REQUIRED WORK:
Look at the entries below and reproduce them exactly.

DATASET EXTRACT:
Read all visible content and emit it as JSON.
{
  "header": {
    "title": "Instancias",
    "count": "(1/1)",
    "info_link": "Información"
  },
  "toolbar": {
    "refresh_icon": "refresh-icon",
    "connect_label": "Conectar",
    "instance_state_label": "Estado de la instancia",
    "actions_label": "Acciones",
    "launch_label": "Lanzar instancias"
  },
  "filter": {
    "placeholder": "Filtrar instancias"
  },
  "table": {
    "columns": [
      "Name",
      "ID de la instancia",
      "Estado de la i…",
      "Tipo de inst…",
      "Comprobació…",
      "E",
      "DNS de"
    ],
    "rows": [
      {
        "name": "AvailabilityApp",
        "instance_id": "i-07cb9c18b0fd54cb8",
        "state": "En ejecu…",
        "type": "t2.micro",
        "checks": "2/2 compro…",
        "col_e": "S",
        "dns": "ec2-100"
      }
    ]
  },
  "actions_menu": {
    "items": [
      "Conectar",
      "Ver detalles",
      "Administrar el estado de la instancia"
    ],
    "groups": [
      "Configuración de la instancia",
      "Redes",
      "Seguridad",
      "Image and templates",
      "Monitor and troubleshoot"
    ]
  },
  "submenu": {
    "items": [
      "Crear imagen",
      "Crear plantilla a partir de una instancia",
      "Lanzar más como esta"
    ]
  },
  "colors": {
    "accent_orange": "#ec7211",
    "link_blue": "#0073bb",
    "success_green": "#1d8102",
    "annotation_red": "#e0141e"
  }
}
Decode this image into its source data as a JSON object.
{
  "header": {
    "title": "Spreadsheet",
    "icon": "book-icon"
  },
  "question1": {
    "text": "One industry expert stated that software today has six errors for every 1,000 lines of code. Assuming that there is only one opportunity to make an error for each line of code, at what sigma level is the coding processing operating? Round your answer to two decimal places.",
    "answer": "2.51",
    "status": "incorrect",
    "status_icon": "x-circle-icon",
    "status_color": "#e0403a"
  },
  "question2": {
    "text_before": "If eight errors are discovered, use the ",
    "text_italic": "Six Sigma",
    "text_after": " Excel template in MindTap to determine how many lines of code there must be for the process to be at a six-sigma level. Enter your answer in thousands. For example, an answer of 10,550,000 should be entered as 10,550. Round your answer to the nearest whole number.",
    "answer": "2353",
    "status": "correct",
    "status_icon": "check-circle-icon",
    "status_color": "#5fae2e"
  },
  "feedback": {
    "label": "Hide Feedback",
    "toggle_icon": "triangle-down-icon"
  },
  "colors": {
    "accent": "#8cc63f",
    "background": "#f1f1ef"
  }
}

THE COMPLETED TASK:
Read all visible content and emit it as JSON.
{
  "header": {
    "title": "Instancias",
    "count": "(1/1)",
    "info_link": "Información"
  },
  "toolbar": {
    "refresh_icon": "refresh-icon",
    "connect_label": "Conectar",
    "instance_state_label": "Estado de la instancia",
    "actions_label": "Acciones",
    "launch_label": "Lanzar instancias"
  },
  "filter": {
    "placeholder": "Filtrar instancias"
  },
  "table": {
    "columns": [
      "Name",
      "ID de la instancia",
      "Estado de la i…",
      "Tipo de inst…",
      "Comprobació…",
      "E",
      "DNS de"
    ],
    "rows": [
      {
        "name": "AvailabilityApp",
        "instance_id": "i-07cb9c18b0fd54cb8",
        "state": "En ejecu…",
        "type": "t2.micro",
        "checks": "2/2 compro…",
        "col_e": "S",
        "dns": "ec2-100"
      }
    ]
  },
  "actions_menu": {
    "items": [
      "Conectar",
      "Ver detalles",
      "Administrar el estado de la instancia"
    ],
    "groups": [
      "Configuración de la instancia",
      "Redes",
      "Seguridad",
      "Image and templates",
      "Monitor and troubleshoot"
    ]
  },
  "submenu": {
    "items": [
      "Crear imagen",
      "Crear plantilla a partir de una instancia",
      "Lanzar más como esta"
    ]
  },
  "colors": {
    "accent_orange": "#ec7211",
    "link_blue": "#0073bb",
    "success_green": "#1d8102",
    "annotation_red": "#e0141e"
  }
}
Decode this image into its source data as a JSON object.
{
  "header": {
    "title": "Spreadsheet",
    "icon": "book-icon"
  },
  "question1": {
    "text": "One industry expert stated that software today has six errors for every 1,000 lines of code. Assuming that there is only one opportunity to make an error for each line of code, at what sigma level is the coding processing operating? Round your answer to two decimal places.",
    "answer": "2.51",
    "status": "incorrect",
    "status_icon": "x-circle-icon",
    "status_color": "#e0403a"
  },
  "question2": {
    "text_before": "If eight errors are discovered, use the ",
    "text_italic": "Six Sigma",
    "text_after": " Excel template in MindTap to determine how many lines of code there must be for the process to be at a six-sigma level. Enter your answer in thousands. For example, an answer of 10,550,000 should be entered as 10,550. Round your answer to the nearest whole number.",
    "answer": "2353",
    "status": "correct",
    "status_icon": "check-circle-icon",
    "status_color": "#5fae2e"
  },
  "feedback": {
    "label": "Hide Feedback",
    "toggle_icon": "triangle-down-icon"
  },
  "colors": {
    "accent": "#8cc63f",
    "background": "#f1f1ef"
  }
}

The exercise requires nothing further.